Given instruction: Report how many lines hold the word "main"; give nothing but the number.

───── Records for this task

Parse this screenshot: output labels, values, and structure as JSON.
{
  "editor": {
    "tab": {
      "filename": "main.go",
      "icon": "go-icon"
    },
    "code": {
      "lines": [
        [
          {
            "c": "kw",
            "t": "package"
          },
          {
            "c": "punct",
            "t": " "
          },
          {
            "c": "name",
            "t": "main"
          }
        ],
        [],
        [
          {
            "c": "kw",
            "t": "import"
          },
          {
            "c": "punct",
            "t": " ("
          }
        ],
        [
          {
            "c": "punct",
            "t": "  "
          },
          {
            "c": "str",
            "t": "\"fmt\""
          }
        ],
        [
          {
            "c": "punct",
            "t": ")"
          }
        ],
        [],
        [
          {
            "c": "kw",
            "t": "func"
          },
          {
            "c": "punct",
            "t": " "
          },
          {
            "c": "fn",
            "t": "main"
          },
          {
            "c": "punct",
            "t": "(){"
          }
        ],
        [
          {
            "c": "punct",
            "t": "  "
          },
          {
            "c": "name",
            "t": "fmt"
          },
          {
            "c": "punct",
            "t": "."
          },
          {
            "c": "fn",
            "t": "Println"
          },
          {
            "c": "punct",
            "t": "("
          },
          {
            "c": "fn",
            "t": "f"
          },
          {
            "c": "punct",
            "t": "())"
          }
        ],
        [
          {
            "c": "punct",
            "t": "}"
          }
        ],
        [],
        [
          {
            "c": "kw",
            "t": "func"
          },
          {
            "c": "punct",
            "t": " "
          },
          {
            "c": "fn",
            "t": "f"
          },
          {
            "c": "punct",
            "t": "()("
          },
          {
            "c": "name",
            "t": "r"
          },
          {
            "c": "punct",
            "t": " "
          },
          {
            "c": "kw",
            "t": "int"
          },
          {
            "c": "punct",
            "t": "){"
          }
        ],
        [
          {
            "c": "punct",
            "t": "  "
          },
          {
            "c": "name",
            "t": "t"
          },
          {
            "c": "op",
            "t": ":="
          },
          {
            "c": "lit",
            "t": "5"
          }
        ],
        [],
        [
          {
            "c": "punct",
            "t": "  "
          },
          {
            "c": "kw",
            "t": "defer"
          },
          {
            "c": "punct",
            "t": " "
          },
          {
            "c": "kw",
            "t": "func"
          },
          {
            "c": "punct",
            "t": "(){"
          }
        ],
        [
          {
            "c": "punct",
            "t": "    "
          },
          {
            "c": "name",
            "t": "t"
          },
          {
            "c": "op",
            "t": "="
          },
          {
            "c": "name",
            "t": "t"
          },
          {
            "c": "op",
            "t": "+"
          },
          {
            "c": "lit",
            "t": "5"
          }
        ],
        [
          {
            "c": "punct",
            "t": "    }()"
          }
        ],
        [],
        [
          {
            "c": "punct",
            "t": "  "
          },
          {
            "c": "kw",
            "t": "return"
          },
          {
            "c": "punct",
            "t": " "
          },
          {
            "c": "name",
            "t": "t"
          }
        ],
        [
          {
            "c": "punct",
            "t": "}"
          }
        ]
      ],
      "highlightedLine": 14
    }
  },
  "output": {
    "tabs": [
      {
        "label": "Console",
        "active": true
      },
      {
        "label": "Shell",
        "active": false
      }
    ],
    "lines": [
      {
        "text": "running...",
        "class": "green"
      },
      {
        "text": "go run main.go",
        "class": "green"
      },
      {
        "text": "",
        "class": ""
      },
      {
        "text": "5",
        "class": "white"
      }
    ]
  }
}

──────────

Exercise answer: 4